#### Given exercise
Exact reproduction of the data is required, with images excluded.

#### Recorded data
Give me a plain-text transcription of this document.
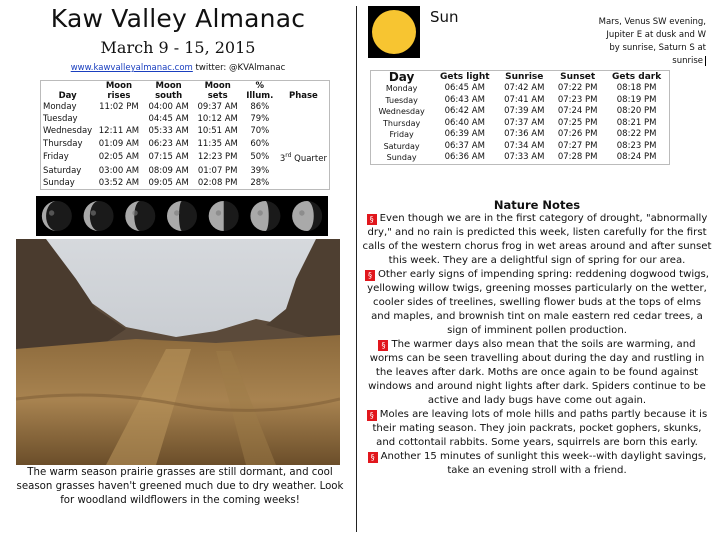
Kaw Valley Almanac
March 9 - 15, 2015
www.kawvalleyalmanac.com twitter: @KVAlmanac
Day	Moon rises	Moon south	Moon sets	% Illum.	Phase
Monday	11:02 PM	04:00 AM	09:37 AM	86%	
Tuesday		04:45 AM	10:12 AM	79%	
Wednesday	12:11 AM	05:33 AM	10:51 AM	70%	
Thursday	01:09 AM	06:23 AM	11:35 AM	60%	
Friday	02:05 AM	07:15 AM	12:23 PM	50%	3rd Quarter
Saturday	03:00 AM	08:09 AM	01:07 PM	39%	
Sunday	03:52 AM	09:05 AM	02:08 PM	28%	
The warm season prairie grasses are still dormant, and cool season grasses haven't greened much due to dry weather. Look for woodland wildflowers in the coming weeks!
Sun	Mars, Venus SW evening,
Jupiter E at dusk and W
by sunrise, Saturn S at
sunrise
Day	Gets light	Sunrise	Sunset	Gets dark
Monday	06:45 AM	07:42 AM	07:22 PM	08:18 PM
Tuesday	06:43 AM	07:41 AM	07:23 PM	08:19 PM
Wednesday	06:42 AM	07:39 AM	07:24 PM	08:20 PM
Thursday	06:40 AM	07:37 AM	07:25 PM	08:21 PM
Friday	06:39 AM	07:36 AM	07:26 PM	08:22 PM
Saturday	06:37 AM	07:34 AM	07:27 PM	08:23 PM
Sunday	06:36 AM	07:33 AM	07:28 PM	08:24 PM
Nature Notes

§ Even though we are in the first category of drought, "abnormally dry," and no rain is predicted this week, listen carefully for the first calls of the western chorus frog in wet areas around and after sunset this week. They are a delightful sign of spring for our area.

§ Other early signs of impending spring: reddening dogwood twigs, yellowing willow twigs, greening mosses particularly on the wetter, cooler sides of treelines, swelling flower buds at the tops of elms and maples, and brownish tint on male eastern red cedar trees, a sign of imminent pollen production.

§ The warmer days also mean that the soils are warming, and worms can be seen travelling about during the day and rustling in the leaves after dark. Moths are once again to be found against windows and around night lights after dark. Spiders continue to be active and lady bugs have come out again.

§ Moles are leaving lots of mole hills and paths partly because it is their mating season. They join packrats, pocket gophers, skunks, and cottontail rabbits. Some years, squirrels are born this early.

§ Another 15 minutes of sunlight this week--with daylight savings, take an evening stroll with a friend.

#### Finished exercise
Give me a plain-text transcription of this document.
Kaw Valley Almanac
March 9 - 15, 2015
www.kawvalleyalmanac.com twitter: @KVAlmanac
Day	Moon rises	Moon south	Moon sets	% Illum.	Phase
Monday	11:02 PM	04:00 AM	09:37 AM	86%	
Tuesday		04:45 AM	10:12 AM	79%	
Wednesday	12:11 AM	05:33 AM	10:51 AM	70%	
Thursday	01:09 AM	06:23 AM	11:35 AM	60%	
Friday	02:05 AM	07:15 AM	12:23 PM	50%	3rd Quarter
Saturday	03:00 AM	08:09 AM	01:07 PM	39%	
Sunday	03:52 AM	09:05 AM	02:08 PM	28%	
The warm season prairie grasses are still dormant, and cool season grasses haven't greened much due to dry weather. Look for woodland wildflowers in the coming weeks!
Sun	Mars, Venus SW evening,
Jupiter E at dusk and W
by sunrise, Saturn S at
sunrise
Day	Gets light	Sunrise	Sunset	Gets dark
Monday	06:45 AM	07:42 AM	07:22 PM	08:18 PM
Tuesday	06:43 AM	07:41 AM	07:23 PM	08:19 PM
Wednesday	06:42 AM	07:39 AM	07:24 PM	08:20 PM
Thursday	06:40 AM	07:37 AM	07:25 PM	08:21 PM
Friday	06:39 AM	07:36 AM	07:26 PM	08:22 PM
Saturday	06:37 AM	07:34 AM	07:27 PM	08:23 PM
Sunday	06:36 AM	07:33 AM	07:28 PM	08:24 PM
Nature Notes

§ Even though we are in the first category of drought, "abnormally dry," and no rain is predicted this week, listen carefully for the first calls of the western chorus frog in wet areas around and after sunset this week. They are a delightful sign of spring for our area.

§ Other early signs of impending spring: reddening dogwood twigs, yellowing willow twigs, greening mosses particularly on the wetter, cooler sides of treelines, swelling flower buds at the tops of elms and maples, and brownish tint on male eastern red cedar trees, a sign of imminent pollen production.

§ The warmer days also mean that the soils are warming, and worms can be seen travelling about during the day and rustling in the leaves after dark. Moths are once again to be found against windows and around night lights after dark. Spiders continue to be active and lady bugs have come out again.

§ Moles are leaving lots of mole hills and paths partly because it is their mating season. They join packrats, pocket gophers, skunks, and cottontail rabbits. Some years, squirrels are born this early.

§ Another 15 minutes of sunlight this week--with daylight savings, take an evening stroll with a friend.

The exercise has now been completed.